### Task directions
Write out each line of the material below again, word for word.
──────── Record excerpts
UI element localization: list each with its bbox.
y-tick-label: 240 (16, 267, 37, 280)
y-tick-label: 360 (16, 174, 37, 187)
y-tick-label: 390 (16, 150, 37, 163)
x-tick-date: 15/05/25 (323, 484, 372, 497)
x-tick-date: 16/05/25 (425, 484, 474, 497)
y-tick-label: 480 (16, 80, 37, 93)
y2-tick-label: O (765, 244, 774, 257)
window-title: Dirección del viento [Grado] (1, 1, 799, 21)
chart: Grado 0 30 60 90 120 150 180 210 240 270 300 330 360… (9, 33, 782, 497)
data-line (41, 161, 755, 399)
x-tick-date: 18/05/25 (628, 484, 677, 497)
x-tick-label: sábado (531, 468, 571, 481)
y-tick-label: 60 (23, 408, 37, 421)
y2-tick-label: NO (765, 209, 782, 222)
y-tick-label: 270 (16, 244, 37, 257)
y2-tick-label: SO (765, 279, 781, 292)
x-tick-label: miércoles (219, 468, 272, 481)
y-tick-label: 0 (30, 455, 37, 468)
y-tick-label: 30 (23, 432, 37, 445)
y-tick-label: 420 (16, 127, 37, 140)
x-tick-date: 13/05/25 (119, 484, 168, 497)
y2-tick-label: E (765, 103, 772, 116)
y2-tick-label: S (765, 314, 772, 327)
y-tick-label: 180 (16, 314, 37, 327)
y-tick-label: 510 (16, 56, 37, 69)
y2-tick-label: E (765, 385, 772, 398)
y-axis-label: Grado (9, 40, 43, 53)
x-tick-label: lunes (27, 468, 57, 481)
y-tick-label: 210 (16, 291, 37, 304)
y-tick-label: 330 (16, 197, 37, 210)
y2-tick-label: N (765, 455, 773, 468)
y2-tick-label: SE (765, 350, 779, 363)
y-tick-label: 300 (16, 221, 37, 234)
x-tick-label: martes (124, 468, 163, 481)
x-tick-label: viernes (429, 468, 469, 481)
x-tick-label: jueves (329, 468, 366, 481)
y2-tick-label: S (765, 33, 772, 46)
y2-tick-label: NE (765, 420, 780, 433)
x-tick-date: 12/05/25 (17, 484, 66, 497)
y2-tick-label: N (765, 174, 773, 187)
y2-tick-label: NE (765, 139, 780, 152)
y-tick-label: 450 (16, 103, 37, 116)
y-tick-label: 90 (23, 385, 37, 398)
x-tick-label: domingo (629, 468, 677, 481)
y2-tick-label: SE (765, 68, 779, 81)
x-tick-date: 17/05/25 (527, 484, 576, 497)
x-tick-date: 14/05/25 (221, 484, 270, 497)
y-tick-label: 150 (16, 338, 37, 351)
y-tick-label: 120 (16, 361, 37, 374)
────────────────
### Answer to this exercise
UI element localization: list each with its bbox.
y-tick-label: 240 (16, 267, 37, 280)
y-tick-label: 360 (16, 174, 37, 187)
y-tick-label: 390 (16, 150, 37, 163)
x-tick-date: 15/05/25 (323, 484, 372, 497)
x-tick-date: 16/05/25 (425, 484, 474, 497)
y-tick-label: 480 (16, 80, 37, 93)
y2-tick-label: O (765, 244, 774, 257)
window-title: Dirección del viento [Grado] (1, 1, 799, 21)
chart: Grado 0 30 60 90 120 150 180 210 240 270 300 330 360… (9, 33, 782, 497)
data-line (41, 161, 755, 399)
x-tick-date: 18/05/25 (628, 484, 677, 497)
x-tick-label: sábado (531, 468, 571, 481)
y-tick-label: 60 (23, 408, 37, 421)
y2-tick-label: NO (765, 209, 782, 222)
y-tick-label: 270 (16, 244, 37, 257)
y2-tick-label: SO (765, 279, 781, 292)
x-tick-label: miércoles (219, 468, 272, 481)
y-tick-label: 0 (30, 455, 37, 468)
y-tick-label: 30 (23, 432, 37, 445)
y-tick-label: 420 (16, 127, 37, 140)
x-tick-date: 13/05/25 (119, 484, 168, 497)
y2-tick-label: E (765, 103, 772, 116)
y2-tick-label: S (765, 314, 772, 327)
y-tick-label: 180 (16, 314, 37, 327)
y-tick-label: 510 (16, 56, 37, 69)
y2-tick-label: E (765, 385, 772, 398)
y-axis-label: Grado (9, 40, 43, 53)
x-tick-label: lunes (27, 468, 57, 481)
y-tick-label: 210 (16, 291, 37, 304)
y-tick-label: 330 (16, 197, 37, 210)
y2-tick-label: N (765, 455, 773, 468)
y2-tick-label: SE (765, 350, 779, 363)
y-tick-label: 300 (16, 221, 37, 234)
x-tick-label: martes (124, 468, 163, 481)
x-tick-label: viernes (429, 468, 469, 481)
x-tick-label: jueves (329, 468, 366, 481)
y2-tick-label: S (765, 33, 772, 46)
y2-tick-label: NE (765, 420, 780, 433)
x-tick-date: 12/05/25 (17, 484, 66, 497)
y2-tick-label: N (765, 174, 773, 187)
y2-tick-label: NE (765, 139, 780, 152)
y-tick-label: 450 (16, 103, 37, 116)
y-tick-label: 90 (23, 385, 37, 398)
x-tick-label: domingo (629, 468, 677, 481)
y2-tick-label: SE (765, 68, 779, 81)
x-tick-date: 17/05/25 (527, 484, 576, 497)
x-tick-date: 14/05/25 (221, 484, 270, 497)
y-tick-label: 150 (16, 338, 37, 351)
y-tick-label: 120 (16, 361, 37, 374)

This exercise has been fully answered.